> [Given instruction] Find the word "государство" in the records below. List each line containing it.

> [Dataset records]

==========

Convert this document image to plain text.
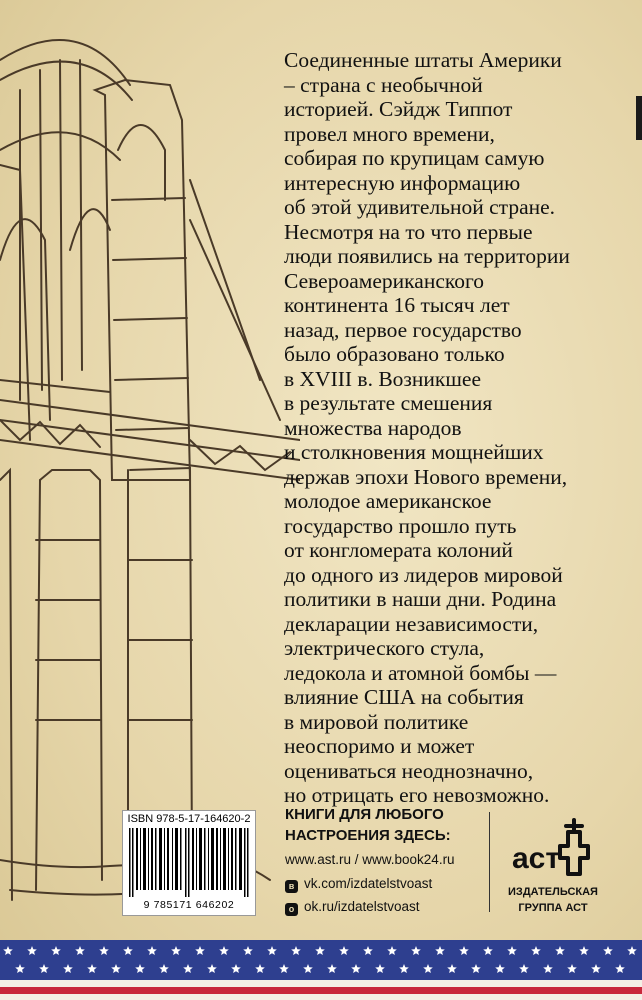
Соединенные штаты Америки
– страна с необычной
историей. Сэйдж Типпот
провел много времени,
собирая по крупицам самую
интересную информацию
об этой удивительной стране.
Несмотря на то что первые
люди появились на территории
Североамериканского
континента 16 тысяч лет
назад, первое государство
было образовано только
в XVIII в. Возникшее
в результате смешения
множества народов
и столкновения мощнейших
держав эпохи Нового времени,
молодое американское
государство прошло путь
от конгломерата колоний
до одного из лидеров мировой
политики в наши дни. Родина
декларации независимости,
электрического стула,
ледокола и атомной бомбы —
влияние США на события
в мировой политике
неоспоримо и может
оцениваться неоднозначно,
но отрицать его невозможно.

ISBN 978-5-17-164620-2
9 785171 646202

КНИГИ ДЛЯ ЛЮБОГО
НАСТРОЕНИЯ ЗДЕСЬ:

www.ast.ru / www.book24.ru
в vk.com/izdatelstvoast
о ok.ru/izdatelstvoast
аст
ИЗДАТЕЛЬСКАЯ
ГРУППА АСТ
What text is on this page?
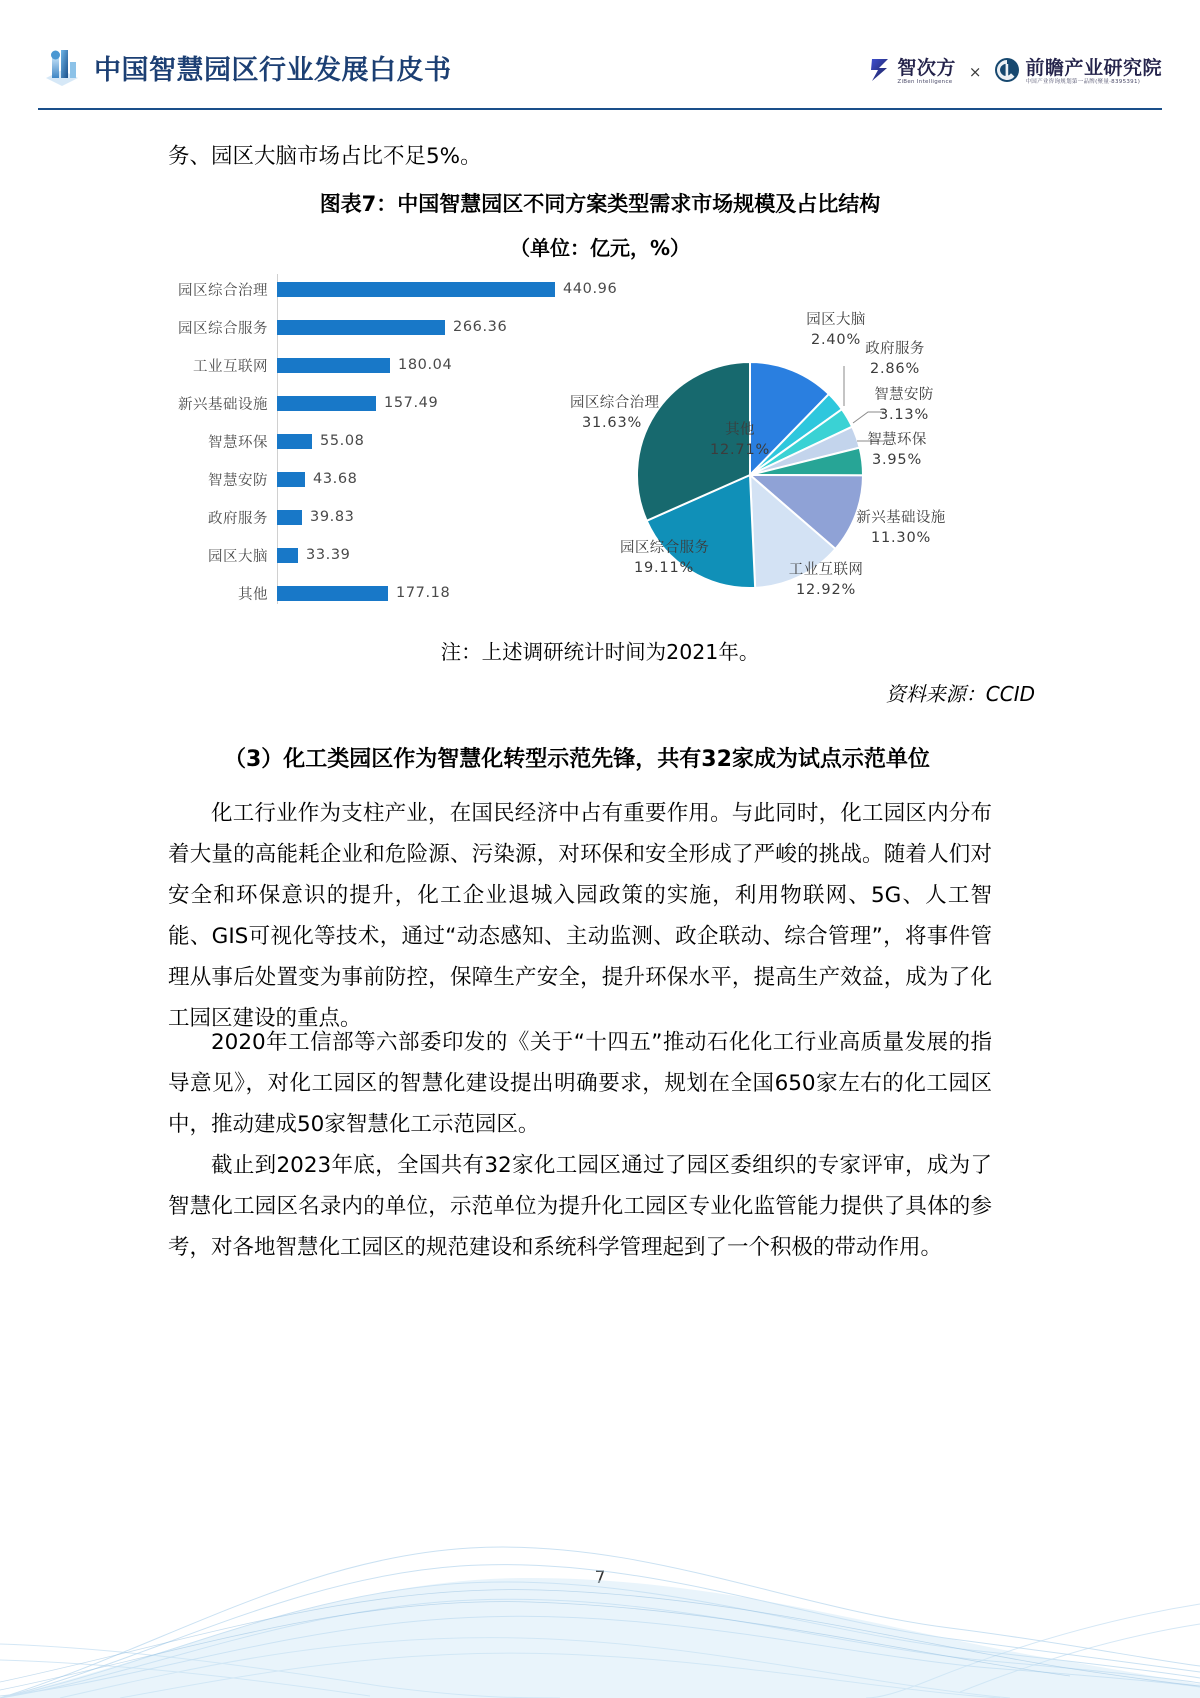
中国智慧园区行业发展白皮书	智次方
ZiBen Intelligence
× 前瞻产业研究院
中国产业咨询规划第一品牌(聚量·8395391)
务、园区大脑市场占比不足5%。
图表7：中国智慧园区不同方案类型需求市场规模及占比结构
（单位：亿元，%）
园区综合治理	440.96
园区综合服务	266.36
工业互联网	180.04
新兴基础设施	157.49
智慧环保	55.08
智慧安防	43.68
政府服务	39.83
园区大脑	33.39
其他	177.18
其他
12.71%
园区大脑
2.40%
政府服务
2.86%
智慧安防
3.13%
智慧环保
3.95%
新兴基础设施
11.30%
工业互联网
12.92%
园区综合服务
19.11%
园区综合治理
31.63%
注：上述调研统计时间为2021年。
资料来源：CCID
（3）化工类园区作为智慧化转型示范先锋，共有32家成为试点示范单位
化工行业作为支柱产业，在国民经济中占有重要作用。与此同时，化工园区内分布着大量的高能耗企业和危险源、污染源，对环保和安全形成了严峻的挑战。随着人们对安全和环保意识的提升，化工企业退城入园政策的实施，利用物联网、5G、人工智能、GIS可视化等技术，通过“动态感知、主动监测、政企联动、综合管理”，将事件管理从事后处置变为事前防控，保障生产安全，提升环保水平，提高生产效益，成为了化工园区建设的重点。
2020年工信部等六部委印发的《关于“十四五”推动石化化工行业高质量发展的指导意见》，对化工园区的智慧化建设提出明确要求，规划在全国650家左右的化工园区中，推动建成50家智慧化工示范园区。
截止到2023年底，全国共有32家化工园区通过了园区委组织的专家评审，成为了智慧化工园区名录内的单位，示范单位为提升化工园区专业化监管能力提供了具体的参考，对各地智慧化工园区的规范建设和系统科学管理起到了一个积极的带动作用。
7
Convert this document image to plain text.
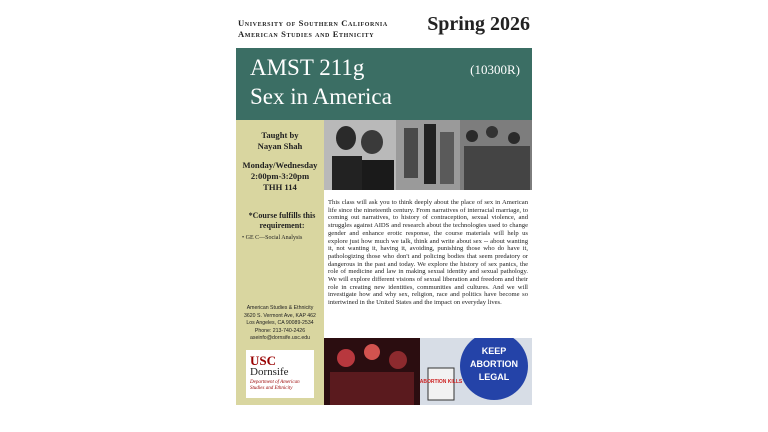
University of Southern California
American Studies and Ethnicity	Spring 2026
AMST 211g	(10300R)
Sex in America
Taught by
Nayan Shah
Monday/Wednesday
2:00pm-3:20pm
THH 114
*Course fulfills this requirement:
• GE C—Social Analysis
American Studies & Ethnicity
3620 S. Vermont Ave, KAP 462
Los Angeles, CA 90089-2534
Phone: 213-740-2426
aseinfo@dornsife.usc.edu
USC
Dornsife
Department of American Studies and Ethnicity
This class will ask you to think deeply about the place of sex in American life since the nineteenth century. From narratives of interracial marriage, to coming out narratives, to history of contraception, sexual violence, and struggles against AIDS and research about the technologies used to change gender and enhance erotic response, the course materials will help us explore just how much we talk, think and write about sex -- about wanting it, not wanting it, having it, avoiding, punishing those who do have it, pathologizing those who don't and policing bodies that seem predatory or dangerous in the past and today. We explore the history of sex panics, the role of medicine and law in making sexual identity and sexual pathology. We will explore different visions of sexual liberation and freedom and their role in creating new identities, communities and cultures. And we will investigate how and why sex, religion, race and politics have become so intertwined in the United States and the impact on everyday lives.
ABORTION KILLS
KEEP
ABORTION
LEGAL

==========

> [Solution to this task]
назад, первое государство
государство прошло путь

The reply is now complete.